Records from a data source:
>>

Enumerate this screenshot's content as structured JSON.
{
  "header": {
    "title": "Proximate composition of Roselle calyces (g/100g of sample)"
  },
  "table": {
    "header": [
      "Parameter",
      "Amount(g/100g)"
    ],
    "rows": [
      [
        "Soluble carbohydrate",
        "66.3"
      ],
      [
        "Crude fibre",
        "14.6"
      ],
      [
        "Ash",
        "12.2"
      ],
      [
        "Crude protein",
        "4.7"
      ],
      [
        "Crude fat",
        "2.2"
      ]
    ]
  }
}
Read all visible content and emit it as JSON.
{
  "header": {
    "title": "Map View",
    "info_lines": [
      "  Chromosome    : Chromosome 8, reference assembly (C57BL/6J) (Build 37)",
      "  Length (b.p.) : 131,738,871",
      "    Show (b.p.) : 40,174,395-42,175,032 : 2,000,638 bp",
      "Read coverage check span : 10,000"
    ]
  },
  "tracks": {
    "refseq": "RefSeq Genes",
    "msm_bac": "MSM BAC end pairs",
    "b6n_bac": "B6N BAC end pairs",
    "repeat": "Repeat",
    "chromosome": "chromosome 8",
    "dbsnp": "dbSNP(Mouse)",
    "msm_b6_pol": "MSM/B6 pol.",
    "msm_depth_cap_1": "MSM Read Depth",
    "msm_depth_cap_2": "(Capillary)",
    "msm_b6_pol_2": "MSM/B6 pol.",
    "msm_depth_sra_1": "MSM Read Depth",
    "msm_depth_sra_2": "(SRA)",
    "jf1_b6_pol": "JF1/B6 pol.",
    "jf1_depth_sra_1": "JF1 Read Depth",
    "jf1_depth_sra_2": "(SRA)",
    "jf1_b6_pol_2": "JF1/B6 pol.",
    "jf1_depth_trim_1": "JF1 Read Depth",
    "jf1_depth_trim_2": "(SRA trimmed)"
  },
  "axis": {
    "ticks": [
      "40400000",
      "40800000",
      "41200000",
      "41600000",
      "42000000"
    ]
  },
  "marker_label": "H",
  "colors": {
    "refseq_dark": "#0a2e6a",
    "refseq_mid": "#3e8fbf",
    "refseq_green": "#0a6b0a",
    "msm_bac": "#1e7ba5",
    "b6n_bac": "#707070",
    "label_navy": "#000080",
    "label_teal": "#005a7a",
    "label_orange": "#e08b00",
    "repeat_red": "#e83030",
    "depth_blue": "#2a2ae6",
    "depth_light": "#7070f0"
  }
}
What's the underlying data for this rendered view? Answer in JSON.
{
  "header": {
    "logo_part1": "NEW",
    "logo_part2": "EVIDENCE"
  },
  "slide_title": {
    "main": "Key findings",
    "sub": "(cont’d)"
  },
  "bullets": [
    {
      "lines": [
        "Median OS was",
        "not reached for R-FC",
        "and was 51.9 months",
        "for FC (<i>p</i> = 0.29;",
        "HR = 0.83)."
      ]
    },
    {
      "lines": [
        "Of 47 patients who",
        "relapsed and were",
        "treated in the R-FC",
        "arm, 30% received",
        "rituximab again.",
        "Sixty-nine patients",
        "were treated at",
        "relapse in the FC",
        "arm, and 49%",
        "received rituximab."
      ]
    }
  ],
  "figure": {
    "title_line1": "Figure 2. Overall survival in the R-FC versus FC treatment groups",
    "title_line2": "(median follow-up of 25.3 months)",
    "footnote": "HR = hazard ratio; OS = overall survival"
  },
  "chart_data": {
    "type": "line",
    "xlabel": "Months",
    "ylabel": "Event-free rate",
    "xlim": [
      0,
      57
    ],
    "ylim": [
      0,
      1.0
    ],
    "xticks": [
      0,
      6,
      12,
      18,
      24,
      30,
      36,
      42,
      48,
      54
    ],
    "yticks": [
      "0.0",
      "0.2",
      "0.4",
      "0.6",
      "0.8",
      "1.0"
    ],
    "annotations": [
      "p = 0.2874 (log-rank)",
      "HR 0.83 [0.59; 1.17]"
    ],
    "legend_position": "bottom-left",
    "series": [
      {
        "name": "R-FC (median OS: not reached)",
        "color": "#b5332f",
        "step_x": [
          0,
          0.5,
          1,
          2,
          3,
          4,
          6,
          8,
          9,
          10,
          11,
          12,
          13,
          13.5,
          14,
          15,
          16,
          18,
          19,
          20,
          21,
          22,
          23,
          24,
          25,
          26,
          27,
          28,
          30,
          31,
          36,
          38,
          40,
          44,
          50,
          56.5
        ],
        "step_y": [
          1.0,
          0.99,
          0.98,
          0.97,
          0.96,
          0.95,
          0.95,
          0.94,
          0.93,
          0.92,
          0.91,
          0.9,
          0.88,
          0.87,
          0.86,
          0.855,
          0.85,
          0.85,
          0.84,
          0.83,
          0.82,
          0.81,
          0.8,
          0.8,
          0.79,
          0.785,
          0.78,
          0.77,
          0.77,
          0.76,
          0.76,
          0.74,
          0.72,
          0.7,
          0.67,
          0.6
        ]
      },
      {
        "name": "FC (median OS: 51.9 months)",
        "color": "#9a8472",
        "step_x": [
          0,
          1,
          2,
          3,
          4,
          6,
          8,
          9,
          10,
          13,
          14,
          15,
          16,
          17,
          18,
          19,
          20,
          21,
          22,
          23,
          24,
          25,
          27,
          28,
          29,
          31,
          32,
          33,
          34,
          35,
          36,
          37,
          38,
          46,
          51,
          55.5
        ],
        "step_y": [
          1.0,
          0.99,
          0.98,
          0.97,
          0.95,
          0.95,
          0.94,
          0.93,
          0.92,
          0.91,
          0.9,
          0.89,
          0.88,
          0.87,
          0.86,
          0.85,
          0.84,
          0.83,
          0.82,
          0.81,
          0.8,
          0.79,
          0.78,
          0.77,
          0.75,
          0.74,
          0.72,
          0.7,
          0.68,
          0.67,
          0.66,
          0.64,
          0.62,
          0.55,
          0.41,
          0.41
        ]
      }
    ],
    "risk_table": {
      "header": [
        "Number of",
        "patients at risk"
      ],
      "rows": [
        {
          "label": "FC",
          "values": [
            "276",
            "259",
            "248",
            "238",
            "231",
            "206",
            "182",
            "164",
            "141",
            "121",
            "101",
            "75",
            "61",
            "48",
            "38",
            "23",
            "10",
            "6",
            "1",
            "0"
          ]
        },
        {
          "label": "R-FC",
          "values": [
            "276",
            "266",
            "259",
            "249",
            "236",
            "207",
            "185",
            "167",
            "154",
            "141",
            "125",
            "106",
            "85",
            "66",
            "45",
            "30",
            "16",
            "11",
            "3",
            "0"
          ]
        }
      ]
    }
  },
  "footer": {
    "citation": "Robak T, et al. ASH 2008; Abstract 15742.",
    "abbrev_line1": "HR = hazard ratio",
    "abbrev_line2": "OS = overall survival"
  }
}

<<

PROBLEM DETAILS: After reading the records above, work out how many lines contain "rituximab" and give that number only.

THE COMPLETED TASK: 2